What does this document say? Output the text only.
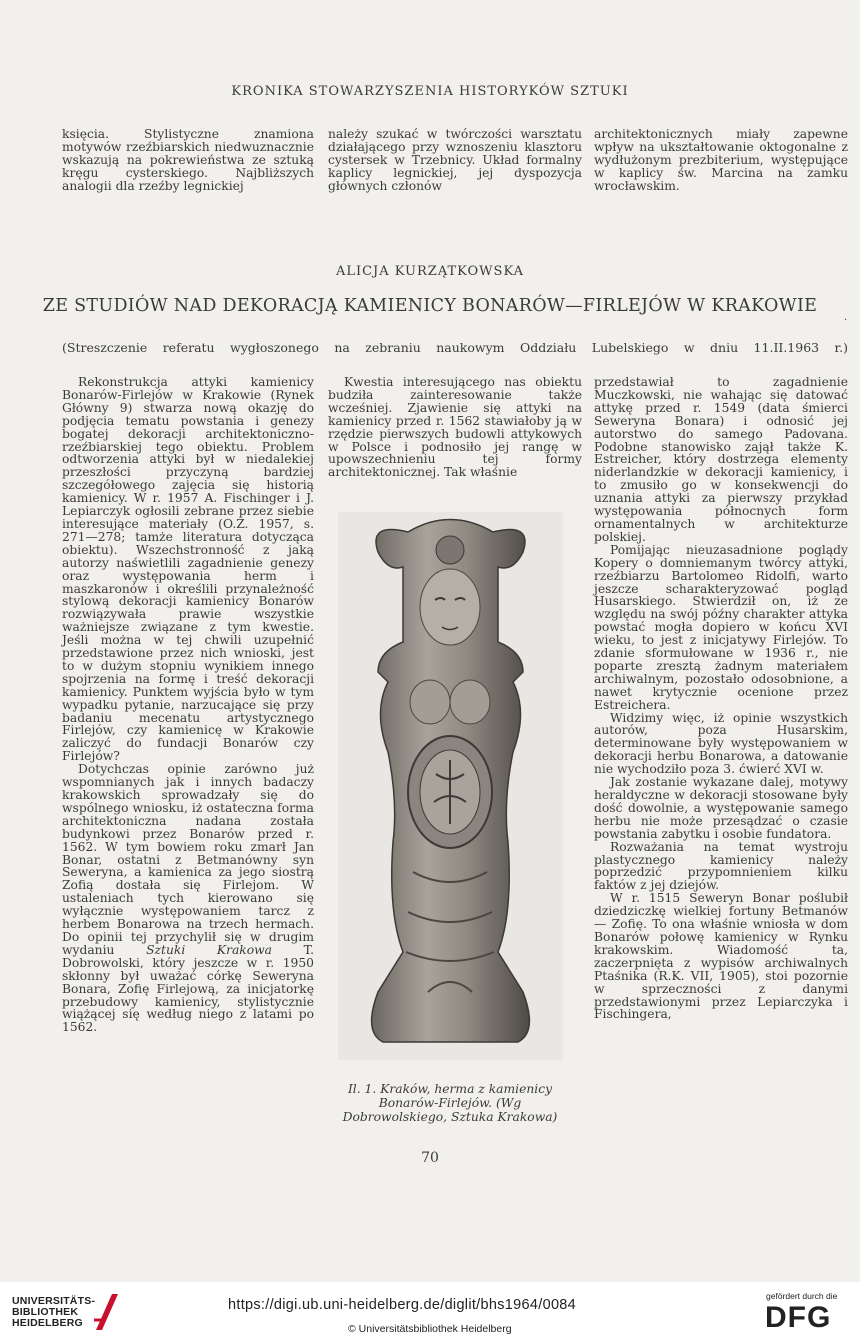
KRONIKA STOWARZYSZENIA HISTORYKÓW SZTUKI

księcia. Stylistyczne znamiona motywów rzeźbiarskich niedwuznacznie wskazują na pokrewieństwa ze sztuką kręgu cysterskiego. Najbliższych analogii dla rzeźby legnickiej

należy szukać w twórczości warsztatu działającego przy wznoszeniu klasztoru cystersek w Trzebnicy. Układ formalny kaplicy legnickiej, jej dyspozycja głównych członów

architektonicznych miały zapewne wpływ na ukształtowanie oktogonalne z wydłużonym prezbiterium, występujące w kaplicy św. Marcina na zamku wrocławskim.

ALICJA KURZĄTKOWSKA
ZE STUDIÓW NAD DEKORACJĄ KAMIENICY BONARÓW—FIRLEJÓW W KRAKOWIE
.
(Streszczenie referatu wygłoszonego na zebraniu naukowym Oddziału Lubelskiego w dniu 11.II.1963 r.)

Rekonstrukcja attyki kamienicy Bonarów-Firlejów w Krakowie (Rynek Główny 9) stwarza nową okazję do podjęcia tematu powstania i genezy bogatej dekoracji architektoniczno-rzeźbiarskiej tego obiektu. Problem odtworzenia attyki był w niedalekiej przeszłości przyczyną bardziej szczegółowego zajęcia się historią kamienicy. W r. 1957 A. Fischinger i J. Lepiarczyk ogłosili zebrane przez siebie interesujące materiały (O.Z. 1957, s. 271—278; tamże literatura dotycząca obiektu). Wszechstronność z jaką autorzy naświetlili zagadnienie genezy oraz występowania herm i maszkaronów i określili przynależność stylową dekoracji kamienicy Bonarów rozwiązywała prawie wszystkie ważniejsze związane z tym kwestie. Jeśli można w tej chwili uzupełnić przedstawione przez nich wnioski, jest to w dużym stopniu wynikiem innego spojrzenia na formę i treść dekoracji kamienicy. Punktem wyjścia było w tym wypadku pytanie, narzucające się przy badaniu mecenatu artystycznego Firlejów, czy kamienicę w Krakowie zaliczyć do fundacji Bonarów czy Firlejów?

Dotychczas opinie zarówno już wspomnianych jak i innych badaczy krakowskich sprowadzały się do wspólnego wniosku, iż ostateczna forma architektoniczna nadana została budynkowi przez Bonarów przed r. 1562. W tym bowiem roku zmarł Jan Bonar, ostatni z Betmanówny syn Seweryna, a kamienica za jego siostrą Zofią dostała się Firlejom. W ustaleniach tych kierowano się wyłącznie występowaniem tarcz z herbem Bonarowa na trzech hermach. Do opinii tej przychylił się w drugim wydaniu	Sztuki Krakowa	T. Dobrowolski, który jeszcze w r. 1950 skłonny był uważać córkę Seweryna Bonara, Zofię Firlejową, za inicjatorkę przebudowy kamienicy, stylistycznie wiążącej się według niego z latami po 1562.

Kwestia interesującego nas obiektu budziła zainteresowanie także wcześniej. Zjawienie się attyki na kamienicy przed r. 1562 stawiałoby ją w rzędzie pierwszych budowli attykowych w Polsce i podnosiło jej rangę w upowszechnieniu tej formy architektonicznej. Tak właśnie

Il. 1. Kraków, herma z kamienicy Bonarów-Firlejów. (Wg Dobrowolskiego, Sztuka Krakowa)

przedstawiał to zagadnienie Muczkowski, nie wahając się datować attykę przed r. 1549 (data śmierci Seweryna Bonara) i odnosić jej autorstwo do samego Padovana. Podobne stanowisko zajął także K. Estreicher, który dostrzega elementy niderlandzkie w dekoracji kamienicy, i to zmusiło go w konsekwencji do uznania attyki za pierwszy przykład występowania północnych form ornamentalnych w architekturze polskiej.

Pomijając nieuzasadnione poglądy Kopery o domniemanym twórcy attyki, rzeźbiarzu Bartolomeo Ridolfi, warto jeszcze scharakteryzować pogląd Husarskiego. Stwierdził on, iż ze względu na swój późny charakter attyka powstać mogła dopiero w końcu XVI wieku, to jest z inicjatywy Firlejów. To zdanie sformułowane w 1936 r., nie poparte zresztą żadnym materiałem archiwalnym, pozostało odosobnione, a nawet krytycznie ocenione przez Estreichera.

Widzimy więc, iż opinie wszystkich autorów, poza Husarskim, determinowane były występowaniem w dekoracji herbu Bonarowa, a datowanie nie wychodziło poza 3. ćwierć XVI w.

Jak zostanie wykazane dalej, motywy heraldyczne w dekoracji stosowane były dość dowolnie, a występowanie samego herbu nie może przesądzać o czasie powstania zabytku i osobie fundatora.

Rozważania na temat wystroju plastycznego kamienicy należy poprzedzić przypomnieniem kilku faktów z jej dziejów.

W r. 1515 Seweryn Bonar poślubił dziedziczkę wielkiej fortuny Betmanów — Zofię. To ona właśnie wniosła w dom Bonarów połowę kamienicy w Rynku krakowskim. Wiadomość ta, zaczerpnięta z wypisów archiwalnych Ptaśnika (R.K. VII, 1905), stoi pozornie w sprzeczności z danymi przedstawionymi przez Lepiarczyka i Fischingera,

70
UNIVERSITÄTS-
BIBLIOTHEK
HEIDELBERG
https://digi.ub.uni-heidelberg.de/diglit/bhs1964/0084
© Universitätsbibliothek Heidelberg
gefördert durch die
DFG
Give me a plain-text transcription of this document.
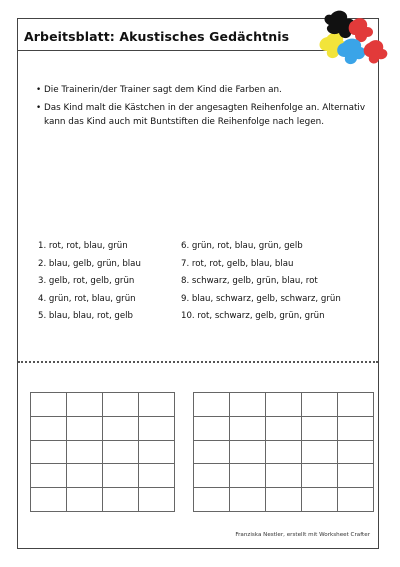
Arbeitsblatt: Akustisches Gedächtnis
• Die Trainerin/der Trainer sagt dem Kind die Farben an.
• Das Kind malt die Kästchen in der angesagten Reihenfolge an. Alternativ kann das Kind auch mit Buntstiften die Reihenfolge nach legen.
1. rot, rot, blau, grün
2. blau, gelb, grün, blau
3. gelb, rot, gelb, grün
4. grün, rot, blau, grün
5. blau, blau, rot, gelb
6. grün, rot, blau, grün, gelb
7. rot, rot, gelb, blau, blau
8. schwarz, gelb, grün, blau, rot
9. blau, schwarz, gelb, schwarz, grün
10. rot, schwarz, gelb, grün, grün

Franziska Nestler, erstellt mit Worksheet Crafter
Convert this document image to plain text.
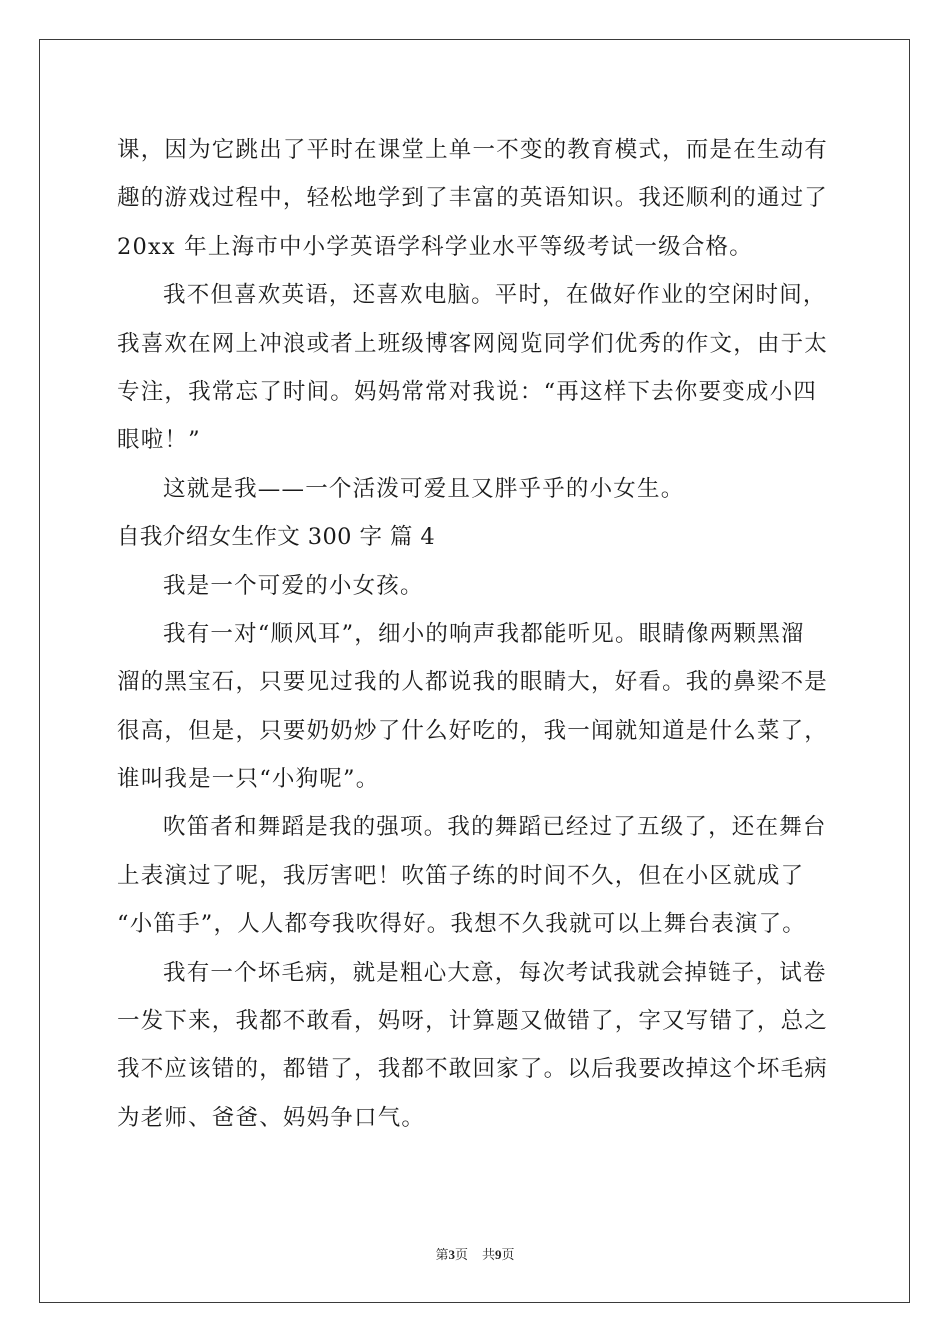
课，因为它跳出了平时在课堂上单一不变的教育模式，而是在生动有
趣的游戏过程中，轻松地学到了丰富的英语知识。我还顺利的通过了
20xx 年上海市中小学英语学科学业水平等级考试一级合格。
我不但喜欢英语，还喜欢电脑。平时，在做好作业的空闲时间，
我喜欢在网上冲浪或者上班级博客网阅览同学们优秀的作文，由于太
专注，我常忘了时间。妈妈常常对我说：“再这样下去你要变成小四
眼啦！”
这就是我——一个活泼可爱且又胖乎乎的小女生。
自我介绍女生作文 300 字 篇 4
我是一个可爱的小女孩。
我有一对“顺风耳”，细小的响声我都能听见。眼睛像两颗黑溜
溜的黑宝石，只要见过我的人都说我的眼睛大，好看。我的鼻梁不是
很高，但是，只要奶奶炒了什么好吃的，我一闻就知道是什么菜了，
谁叫我是一只“小狗呢”。
吹笛者和舞蹈是我的强项。我的舞蹈已经过了五级了，还在舞台
上表演过了呢，我厉害吧！吹笛子练的时间不久，但在小区就成了
“小笛手”，人人都夸我吹得好。我想不久我就可以上舞台表演了。
我有一个坏毛病，就是粗心大意，每次考试我就会掉链子，试卷
一发下来，我都不敢看，妈呀，计算题又做错了，字又写错了，总之
我不应该错的，都错了，我都不敢回家了。以后我要改掉这个坏毛病
为老师、爸爸、妈妈争口气。
第3页 共9页
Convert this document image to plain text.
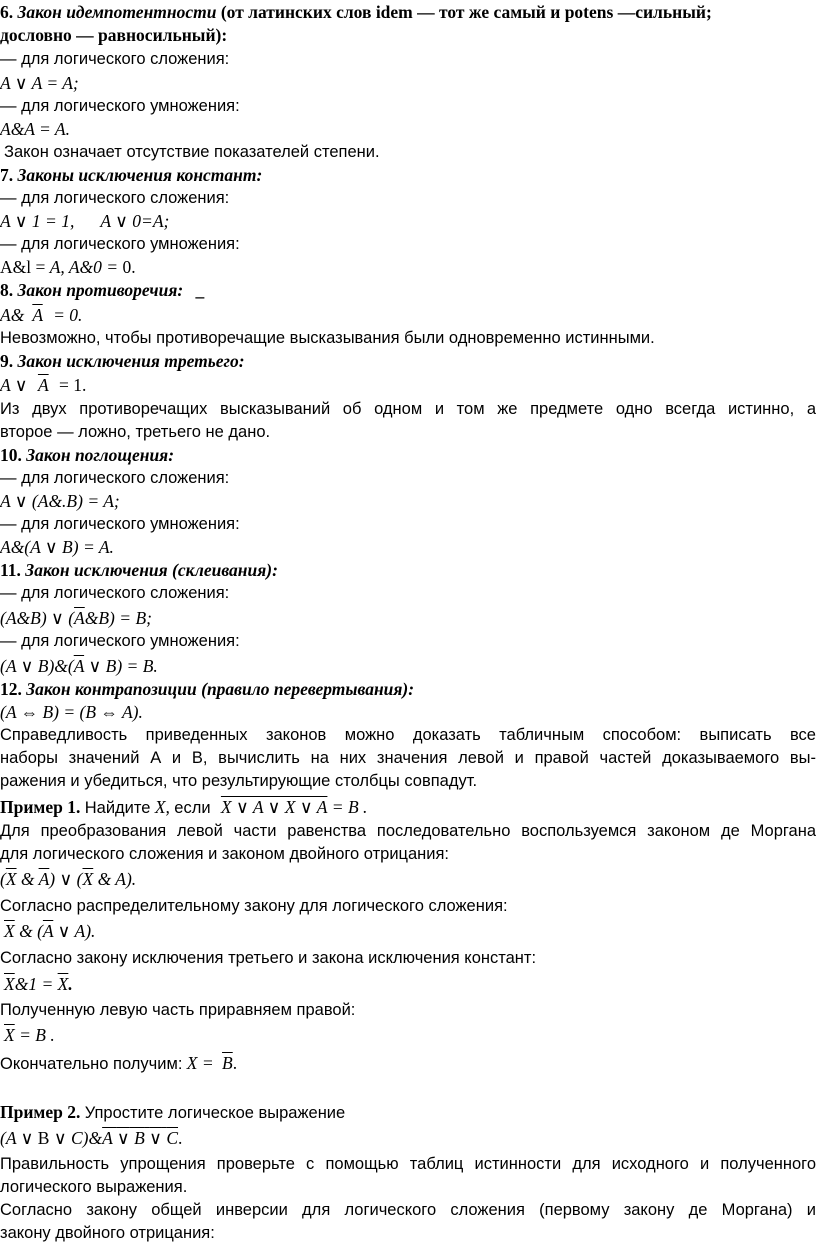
6. Закон идемпотентности (от латинских слов idem — тот же самый и potens —сильный;
дословно — равносильный):
— для логического сложения:
A ∨ A = A;
— для логического умножения:
A&A = A.
Закон означает отсутствие показателей степени.
7. Законы исключения констант:
— для логического сложения:
A ∨ 1 = 1, A ∨ 0=A;
— для логического умножения:
A&l = A, A&0 = 0.
8. Закон противоречия: _
A& $\overline{A} = 0$.
Невозможно, чтобы противоречащие высказывания были одновременно истинными.
9. Закон исключения третьего:
A ∨ $\overline{A} = 1$.
Из двух противоречащих высказываний об одном и том же предмете одно всегда истинно, а
второе — ложно, третьего не дано.
10. Закон поглощения:
— для логического сложения:
A ∨ (A&.B) = A;
— для логического умножения:
A&(A ∨ B) = A.
11. Закон исключения (склеивания):
— для логического сложения:
(A&B) ∨ $(\overline{A}\&B) = B$;
— для логического умножения:
(A ∨ $B)\&(\overline{A}$ ∨ B) = B.
12. Закон контрапозиции (правило перевертывания):
(A ⇔ B) = (B ⇔ A).
Справедливость приведенных законов можно доказать табличным способом: выписать все
наборы значений А и B, вычислить на них значения левой и правой частей доказываемого вы-
ражения и убедиться, что результирующие столбцы совпадут.
Пример 1. Найдите X, если X ∨ A ∨ X ∨ A = B .
Для преобразования левой части равенства последовательно воспользуемся законом де Моргана
для логического сложения и законом двойного отрицания:
($\overline{X}$ & $\overline{A}$) ∨ ($\overline{X}$ & A).
Согласно распределительному закону для логического сложения:
$\overline{X}$ & ($\overline{A}$ ∨ A).
Согласно закону исключения третьего и закона исключения констант:
$\overline{X}\&1 = \overline{X}$.
Полученную левую часть приравняем правой:
$\overline{X} = B$ .
Окончательно получим: $X = \overline{B}$.
Пример 2. Упростите логическое выражение
(A ∨ B ∨ C)&A ∨ B ∨ C.
Правильность упрощения проверьте с помощью таблиц истинности для исходного и полученного
логического выражения.
Согласно закону общей инверсии для логического сложения (первому закону де Моргана) и
закону двойного отрицания:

WHAT THE TASK REQUIRES | Lines containing the string "исключения" are to be selected and copied.

TASK SOLUTION |
7. Законы исключения констант:
9. Закон исключения третьего:
11. Закон исключения (склеивания):
Согласно закону исключения третьего и закона исключения констант:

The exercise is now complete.